WHAT YOU ARE ASKED TO DO:
Repeat the entire listing exactly as written.

DATA FOR THE TASK:

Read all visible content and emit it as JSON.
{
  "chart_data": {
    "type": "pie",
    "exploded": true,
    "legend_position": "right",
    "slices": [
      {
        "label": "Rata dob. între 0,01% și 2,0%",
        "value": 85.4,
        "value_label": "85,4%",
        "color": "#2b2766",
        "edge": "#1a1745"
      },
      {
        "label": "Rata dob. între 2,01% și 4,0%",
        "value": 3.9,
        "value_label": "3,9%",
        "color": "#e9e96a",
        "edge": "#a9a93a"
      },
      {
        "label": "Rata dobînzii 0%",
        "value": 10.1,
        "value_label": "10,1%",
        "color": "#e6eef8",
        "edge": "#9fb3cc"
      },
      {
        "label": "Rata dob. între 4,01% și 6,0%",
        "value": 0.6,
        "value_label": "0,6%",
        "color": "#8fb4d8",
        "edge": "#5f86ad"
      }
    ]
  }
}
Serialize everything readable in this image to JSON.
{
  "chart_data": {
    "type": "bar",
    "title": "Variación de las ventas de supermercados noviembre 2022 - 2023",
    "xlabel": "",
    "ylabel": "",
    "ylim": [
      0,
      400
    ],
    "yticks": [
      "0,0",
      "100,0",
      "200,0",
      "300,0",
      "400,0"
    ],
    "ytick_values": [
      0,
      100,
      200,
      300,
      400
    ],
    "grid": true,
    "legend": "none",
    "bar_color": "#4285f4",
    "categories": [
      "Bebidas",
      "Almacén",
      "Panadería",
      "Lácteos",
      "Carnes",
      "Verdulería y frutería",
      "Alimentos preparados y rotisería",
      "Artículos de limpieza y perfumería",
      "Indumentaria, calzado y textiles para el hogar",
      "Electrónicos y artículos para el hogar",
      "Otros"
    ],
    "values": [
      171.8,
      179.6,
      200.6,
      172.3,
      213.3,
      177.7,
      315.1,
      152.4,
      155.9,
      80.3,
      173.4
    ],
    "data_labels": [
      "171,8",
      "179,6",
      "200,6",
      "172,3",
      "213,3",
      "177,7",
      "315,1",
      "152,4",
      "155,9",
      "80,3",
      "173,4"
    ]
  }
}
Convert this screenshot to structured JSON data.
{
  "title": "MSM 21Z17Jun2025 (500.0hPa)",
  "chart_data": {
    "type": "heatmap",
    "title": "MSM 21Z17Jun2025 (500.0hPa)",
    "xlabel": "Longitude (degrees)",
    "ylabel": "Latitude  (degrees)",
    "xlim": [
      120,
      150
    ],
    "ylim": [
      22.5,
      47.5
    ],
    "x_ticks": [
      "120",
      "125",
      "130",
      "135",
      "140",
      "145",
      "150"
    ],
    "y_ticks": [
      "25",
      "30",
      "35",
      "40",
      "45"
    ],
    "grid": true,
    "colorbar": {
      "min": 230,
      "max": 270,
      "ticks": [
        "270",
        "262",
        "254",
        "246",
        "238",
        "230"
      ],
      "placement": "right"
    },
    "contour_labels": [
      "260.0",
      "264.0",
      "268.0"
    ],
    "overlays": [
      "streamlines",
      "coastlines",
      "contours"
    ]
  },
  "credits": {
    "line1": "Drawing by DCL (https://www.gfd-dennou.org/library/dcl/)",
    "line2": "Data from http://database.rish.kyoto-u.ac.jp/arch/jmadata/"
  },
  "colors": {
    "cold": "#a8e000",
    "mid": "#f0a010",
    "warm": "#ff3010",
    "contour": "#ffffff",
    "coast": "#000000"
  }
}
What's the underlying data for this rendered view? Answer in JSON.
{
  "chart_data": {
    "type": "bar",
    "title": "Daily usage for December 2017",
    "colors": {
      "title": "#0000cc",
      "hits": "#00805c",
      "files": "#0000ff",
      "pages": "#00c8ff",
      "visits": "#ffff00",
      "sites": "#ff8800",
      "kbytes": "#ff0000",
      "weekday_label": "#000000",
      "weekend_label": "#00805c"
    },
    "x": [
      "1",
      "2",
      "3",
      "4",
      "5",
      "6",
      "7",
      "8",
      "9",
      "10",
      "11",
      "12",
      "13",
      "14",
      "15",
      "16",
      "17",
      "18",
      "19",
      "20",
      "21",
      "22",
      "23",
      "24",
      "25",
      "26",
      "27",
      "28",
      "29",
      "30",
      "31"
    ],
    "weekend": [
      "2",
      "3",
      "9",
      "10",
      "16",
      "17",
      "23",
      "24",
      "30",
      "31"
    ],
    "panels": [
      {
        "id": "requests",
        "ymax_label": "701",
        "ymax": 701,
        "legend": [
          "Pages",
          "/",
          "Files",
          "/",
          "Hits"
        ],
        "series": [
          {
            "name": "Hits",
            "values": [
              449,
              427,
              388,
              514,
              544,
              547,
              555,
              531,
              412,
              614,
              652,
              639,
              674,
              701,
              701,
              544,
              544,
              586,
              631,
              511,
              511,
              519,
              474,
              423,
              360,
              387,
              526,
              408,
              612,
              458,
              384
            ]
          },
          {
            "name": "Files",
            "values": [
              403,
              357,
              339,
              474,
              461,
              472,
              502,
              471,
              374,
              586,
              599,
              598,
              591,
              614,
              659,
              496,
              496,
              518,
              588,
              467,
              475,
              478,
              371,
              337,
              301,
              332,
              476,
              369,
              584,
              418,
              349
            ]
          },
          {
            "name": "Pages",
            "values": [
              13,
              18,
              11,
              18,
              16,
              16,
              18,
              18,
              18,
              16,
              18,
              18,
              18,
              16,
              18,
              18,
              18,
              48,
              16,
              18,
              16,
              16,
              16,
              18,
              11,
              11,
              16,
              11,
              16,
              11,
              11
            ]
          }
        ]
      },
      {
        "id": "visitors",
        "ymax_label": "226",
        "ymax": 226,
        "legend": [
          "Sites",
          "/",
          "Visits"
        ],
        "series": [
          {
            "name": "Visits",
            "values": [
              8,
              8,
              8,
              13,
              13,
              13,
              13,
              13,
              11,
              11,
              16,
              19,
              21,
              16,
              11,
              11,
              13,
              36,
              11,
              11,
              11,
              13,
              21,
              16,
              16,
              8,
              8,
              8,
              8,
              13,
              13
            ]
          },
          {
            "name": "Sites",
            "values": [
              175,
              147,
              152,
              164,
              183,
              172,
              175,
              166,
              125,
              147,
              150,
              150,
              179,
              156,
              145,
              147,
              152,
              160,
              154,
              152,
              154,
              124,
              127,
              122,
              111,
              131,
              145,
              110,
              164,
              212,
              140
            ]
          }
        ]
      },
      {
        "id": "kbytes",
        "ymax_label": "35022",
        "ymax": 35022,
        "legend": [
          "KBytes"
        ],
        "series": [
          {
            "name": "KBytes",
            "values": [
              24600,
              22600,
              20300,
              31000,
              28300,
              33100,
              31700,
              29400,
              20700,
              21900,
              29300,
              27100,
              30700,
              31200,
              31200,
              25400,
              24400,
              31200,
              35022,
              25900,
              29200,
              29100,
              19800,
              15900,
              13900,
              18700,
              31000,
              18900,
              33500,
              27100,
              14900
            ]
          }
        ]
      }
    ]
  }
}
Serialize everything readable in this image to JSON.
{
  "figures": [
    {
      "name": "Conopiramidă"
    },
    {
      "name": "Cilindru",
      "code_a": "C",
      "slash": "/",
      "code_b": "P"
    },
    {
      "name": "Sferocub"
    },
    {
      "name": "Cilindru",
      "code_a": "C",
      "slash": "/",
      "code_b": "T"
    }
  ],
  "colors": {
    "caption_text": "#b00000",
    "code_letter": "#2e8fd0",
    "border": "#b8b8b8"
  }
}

ANSWER TO THE EXERCISE:
Read all visible content and emit it as JSON.
{
  "chart_data": {
    "type": "pie",
    "exploded": true,
    "legend_position": "right",
    "slices": [
      {
        "label": "Rata dob. între 0,01% și 2,0%",
        "value": 85.4,
        "value_label": "85,4%",
        "color": "#2b2766",
        "edge": "#1a1745"
      },
      {
        "label": "Rata dob. între 2,01% și 4,0%",
        "value": 3.9,
        "value_label": "3,9%",
        "color": "#e9e96a",
        "edge": "#a9a93a"
      },
      {
        "label": "Rata dobînzii 0%",
        "value": 10.1,
        "value_label": "10,1%",
        "color": "#e6eef8",
        "edge": "#9fb3cc"
      },
      {
        "label": "Rata dob. între 4,01% și 6,0%",
        "value": 0.6,
        "value_label": "0,6%",
        "color": "#8fb4d8",
        "edge": "#5f86ad"
      }
    ]
  }
}
Serialize everything readable in this image to JSON.
{
  "chart_data": {
    "type": "bar",
    "title": "Variación de las ventas de supermercados noviembre 2022 - 2023",
    "xlabel": "",
    "ylabel": "",
    "ylim": [
      0,
      400
    ],
    "yticks": [
      "0,0",
      "100,0",
      "200,0",
      "300,0",
      "400,0"
    ],
    "ytick_values": [
      0,
      100,
      200,
      300,
      400
    ],
    "grid": true,
    "legend": "none",
    "bar_color": "#4285f4",
    "categories": [
      "Bebidas",
      "Almacén",
      "Panadería",
      "Lácteos",
      "Carnes",
      "Verdulería y frutería",
      "Alimentos preparados y rotisería",
      "Artículos de limpieza y perfumería",
      "Indumentaria, calzado y textiles para el hogar",
      "Electrónicos y artículos para el hogar",
      "Otros"
    ],
    "values": [
      171.8,
      179.6,
      200.6,
      172.3,
      213.3,
      177.7,
      315.1,
      152.4,
      155.9,
      80.3,
      173.4
    ],
    "data_labels": [
      "171,8",
      "179,6",
      "200,6",
      "172,3",
      "213,3",
      "177,7",
      "315,1",
      "152,4",
      "155,9",
      "80,3",
      "173,4"
    ]
  }
}
Convert this screenshot to structured JSON data.
{
  "title": "MSM 21Z17Jun2025 (500.0hPa)",
  "chart_data": {
    "type": "heatmap",
    "title": "MSM 21Z17Jun2025 (500.0hPa)",
    "xlabel": "Longitude (degrees)",
    "ylabel": "Latitude  (degrees)",
    "xlim": [
      120,
      150
    ],
    "ylim": [
      22.5,
      47.5
    ],
    "x_ticks": [
      "120",
      "125",
      "130",
      "135",
      "140",
      "145",
      "150"
    ],
    "y_ticks": [
      "25",
      "30",
      "35",
      "40",
      "45"
    ],
    "grid": true,
    "colorbar": {
      "min": 230,
      "max": 270,
      "ticks": [
        "270",
        "262",
        "254",
        "246",
        "238",
        "230"
      ],
      "placement": "right"
    },
    "contour_labels": [
      "260.0",
      "264.0",
      "268.0"
    ],
    "overlays": [
      "streamlines",
      "coastlines",
      "contours"
    ]
  },
  "credits": {
    "line1": "Drawing by DCL (https://www.gfd-dennou.org/library/dcl/)",
    "line2": "Data from http://database.rish.kyoto-u.ac.jp/arch/jmadata/"
  },
  "colors": {
    "cold": "#a8e000",
    "mid": "#f0a010",
    "warm": "#ff3010",
    "contour": "#ffffff",
    "coast": "#000000"
  }
}
What's the underlying data for this rendered view? Answer in JSON.
{
  "chart_data": {
    "type": "bar",
    "title": "Daily usage for December 2017",
    "colors": {
      "title": "#0000cc",
      "hits": "#00805c",
      "files": "#0000ff",
      "pages": "#00c8ff",
      "visits": "#ffff00",
      "sites": "#ff8800",
      "kbytes": "#ff0000",
      "weekday_label": "#000000",
      "weekend_label": "#00805c"
    },
    "x": [
      "1",
      "2",
      "3",
      "4",
      "5",
      "6",
      "7",
      "8",
      "9",
      "10",
      "11",
      "12",
      "13",
      "14",
      "15",
      "16",
      "17",
      "18",
      "19",
      "20",
      "21",
      "22",
      "23",
      "24",
      "25",
      "26",
      "27",
      "28",
      "29",
      "30",
      "31"
    ],
    "weekend": [
      "2",
      "3",
      "9",
      "10",
      "16",
      "17",
      "23",
      "24",
      "30",
      "31"
    ],
    "panels": [
      {
        "id": "requests",
        "ymax_label": "701",
        "ymax": 701,
        "legend": [
          "Pages",
          "/",
          "Files",
          "/",
          "Hits"
        ],
        "series": [
          {
            "name": "Hits",
            "values": [
              449,
              427,
              388,
              514,
              544,
              547,
              555,
              531,
              412,
              614,
              652,
              639,
              674,
              701,
              701,
              544,
              544,
              586,
              631,
              511,
              511,
              519,
              474,
              423,
              360,
              387,
              526,
              408,
              612,
              458,
              384
            ]
          },
          {
            "name": "Files",
            "values": [
              403,
              357,
              339,
              474,
              461,
              472,
              502,
              471,
              374,
              586,
              599,
              598,
              591,
              614,
              659,
              496,
              496,
              518,
              588,
              467,
              475,
              478,
              371,
              337,
              301,
              332,
              476,
              369,
              584,
              418,
              349
            ]
          },
          {
            "name": "Pages",
            "values": [
              13,
              18,
              11,
              18,
              16,
              16,
              18,
              18,
              18,
              16,
              18,
              18,
              18,
              16,
              18,
              18,
              18,
              48,
              16,
              18,
              16,
              16,
              16,
              18,
              11,
              11,
              16,
              11,
              16,
              11,
              11
            ]
          }
        ]
      },
      {
        "id": "visitors",
        "ymax_label": "226",
        "ymax": 226,
        "legend": [
          "Sites",
          "/",
          "Visits"
        ],
        "series": [
          {
            "name": "Visits",
            "values": [
              8,
              8,
              8,
              13,
              13,
              13,
              13,
              13,
              11,
              11,
              16,
              19,
              21,
              16,
              11,
              11,
              13,
              36,
              11,
              11,
              11,
              13,
              21,
              16,
              16,
              8,
              8,
              8,
              8,
              13,
              13
            ]
          },
          {
            "name": "Sites",
            "values": [
              175,
              147,
              152,
              164,
              183,
              172,
              175,
              166,
              125,
              147,
              150,
              150,
              179,
              156,
              145,
              147,
              152,
              160,
              154,
              152,
              154,
              124,
              127,
              122,
              111,
              131,
              145,
              110,
              164,
              212,
              140
            ]
          }
        ]
      },
      {
        "id": "kbytes",
        "ymax_label": "35022",
        "ymax": 35022,
        "legend": [
          "KBytes"
        ],
        "series": [
          {
            "name": "KBytes",
            "values": [
              24600,
              22600,
              20300,
              31000,
              28300,
              33100,
              31700,
              29400,
              20700,
              21900,
              29300,
              27100,
              30700,
              31200,
              31200,
              25400,
              24400,
              31200,
              35022,
              25900,
              29200,
              29100,
              19800,
              15900,
              13900,
              18700,
              31000,
              18900,
              33500,
              27100,
              14900
            ]
          }
        ]
      }
    ]
  }
}
Serialize everything readable in this image to JSON.
{
  "figures": [
    {
      "name": "Conopiramidă"
    },
    {
      "name": "Cilindru",
      "code_a": "C",
      "slash": "/",
      "code_b": "P"
    },
    {
      "name": "Sferocub"
    },
    {
      "name": "Cilindru",
      "code_a": "C",
      "slash": "/",
      "code_b": "T"
    }
  ],
  "colors": {
    "caption_text": "#b00000",
    "code_letter": "#2e8fd0",
    "border": "#b8b8b8"
  }
}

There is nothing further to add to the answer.